Print the full listing exactly.
--- Begin Source material ---
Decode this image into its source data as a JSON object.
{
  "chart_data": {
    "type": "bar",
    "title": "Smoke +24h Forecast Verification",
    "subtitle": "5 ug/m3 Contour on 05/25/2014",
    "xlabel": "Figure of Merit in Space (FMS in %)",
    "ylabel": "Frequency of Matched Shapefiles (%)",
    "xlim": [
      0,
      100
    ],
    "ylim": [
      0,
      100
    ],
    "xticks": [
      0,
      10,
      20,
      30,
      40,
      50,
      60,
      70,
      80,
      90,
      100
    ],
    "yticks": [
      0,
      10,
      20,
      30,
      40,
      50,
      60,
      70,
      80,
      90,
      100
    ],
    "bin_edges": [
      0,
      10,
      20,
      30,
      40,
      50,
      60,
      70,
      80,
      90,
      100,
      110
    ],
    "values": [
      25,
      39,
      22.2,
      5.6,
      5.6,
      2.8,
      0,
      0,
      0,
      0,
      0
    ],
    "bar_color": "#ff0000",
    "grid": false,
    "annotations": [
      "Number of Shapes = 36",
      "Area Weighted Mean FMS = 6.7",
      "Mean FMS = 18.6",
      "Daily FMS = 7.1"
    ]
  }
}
--- End Source material ---
#### Exercise response
Decode this image into its source data as a JSON object.
{
  "chart_data": {
    "type": "bar",
    "title": "Smoke +24h Forecast Verification",
    "subtitle": "5 ug/m3 Contour on 05/25/2014",
    "xlabel": "Figure of Merit in Space (FMS in %)",
    "ylabel": "Frequency of Matched Shapefiles (%)",
    "xlim": [
      0,
      100
    ],
    "ylim": [
      0,
      100
    ],
    "xticks": [
      0,
      10,
      20,
      30,
      40,
      50,
      60,
      70,
      80,
      90,
      100
    ],
    "yticks": [
      0,
      10,
      20,
      30,
      40,
      50,
      60,
      70,
      80,
      90,
      100
    ],
    "bin_edges": [
      0,
      10,
      20,
      30,
      40,
      50,
      60,
      70,
      80,
      90,
      100,
      110
    ],
    "values": [
      25,
      39,
      22.2,
      5.6,
      5.6,
      2.8,
      0,
      0,
      0,
      0,
      0
    ],
    "bar_color": "#ff0000",
    "grid": false,
    "annotations": [
      "Number of Shapes = 36",
      "Area Weighted Mean FMS = 6.7",
      "Mean FMS = 18.6",
      "Daily FMS = 7.1"
    ]
  }
}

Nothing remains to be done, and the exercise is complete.